**Short task**
Write out all lines holding the word "text".

**Data**

____

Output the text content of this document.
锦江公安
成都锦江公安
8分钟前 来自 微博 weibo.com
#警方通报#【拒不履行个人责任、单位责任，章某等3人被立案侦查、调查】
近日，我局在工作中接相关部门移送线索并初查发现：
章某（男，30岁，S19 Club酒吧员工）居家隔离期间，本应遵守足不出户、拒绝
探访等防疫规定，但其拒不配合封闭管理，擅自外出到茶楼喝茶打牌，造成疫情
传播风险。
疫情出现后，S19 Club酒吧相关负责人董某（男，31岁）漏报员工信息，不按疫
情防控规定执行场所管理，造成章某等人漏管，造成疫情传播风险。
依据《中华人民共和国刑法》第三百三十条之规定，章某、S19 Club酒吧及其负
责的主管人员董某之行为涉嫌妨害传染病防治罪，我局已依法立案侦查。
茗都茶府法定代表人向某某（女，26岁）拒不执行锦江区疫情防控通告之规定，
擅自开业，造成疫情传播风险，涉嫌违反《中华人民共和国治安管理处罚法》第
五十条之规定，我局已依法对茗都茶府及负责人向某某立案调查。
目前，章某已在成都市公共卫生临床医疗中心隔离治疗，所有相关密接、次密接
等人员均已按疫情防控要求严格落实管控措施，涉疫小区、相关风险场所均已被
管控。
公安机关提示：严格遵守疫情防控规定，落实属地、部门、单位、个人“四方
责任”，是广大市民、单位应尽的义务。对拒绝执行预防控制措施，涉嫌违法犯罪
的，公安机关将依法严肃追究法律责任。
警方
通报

____

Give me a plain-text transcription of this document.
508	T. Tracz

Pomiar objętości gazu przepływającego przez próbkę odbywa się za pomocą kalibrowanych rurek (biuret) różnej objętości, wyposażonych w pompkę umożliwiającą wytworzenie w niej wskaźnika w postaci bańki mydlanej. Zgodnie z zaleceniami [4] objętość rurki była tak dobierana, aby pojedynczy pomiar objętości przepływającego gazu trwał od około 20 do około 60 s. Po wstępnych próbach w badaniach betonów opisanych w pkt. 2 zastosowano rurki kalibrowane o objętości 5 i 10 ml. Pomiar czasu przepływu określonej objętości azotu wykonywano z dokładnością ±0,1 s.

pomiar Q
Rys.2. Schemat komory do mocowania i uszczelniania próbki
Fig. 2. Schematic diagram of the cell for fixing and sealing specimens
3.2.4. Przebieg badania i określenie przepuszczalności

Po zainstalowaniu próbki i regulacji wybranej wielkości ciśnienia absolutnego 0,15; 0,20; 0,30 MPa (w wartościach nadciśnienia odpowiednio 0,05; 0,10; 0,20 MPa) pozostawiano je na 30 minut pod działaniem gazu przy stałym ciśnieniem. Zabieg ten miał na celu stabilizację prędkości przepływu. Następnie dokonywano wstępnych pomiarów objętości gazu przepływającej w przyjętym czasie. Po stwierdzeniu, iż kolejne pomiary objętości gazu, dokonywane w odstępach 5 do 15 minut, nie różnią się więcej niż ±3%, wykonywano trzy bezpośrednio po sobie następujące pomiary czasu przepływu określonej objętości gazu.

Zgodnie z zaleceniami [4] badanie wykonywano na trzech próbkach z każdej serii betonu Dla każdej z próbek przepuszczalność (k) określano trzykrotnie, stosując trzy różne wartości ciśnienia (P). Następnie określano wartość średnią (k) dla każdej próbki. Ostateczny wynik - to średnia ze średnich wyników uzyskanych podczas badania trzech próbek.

____

**Response**
Output the text content of this document.
Give me a plain-text transcription of this document.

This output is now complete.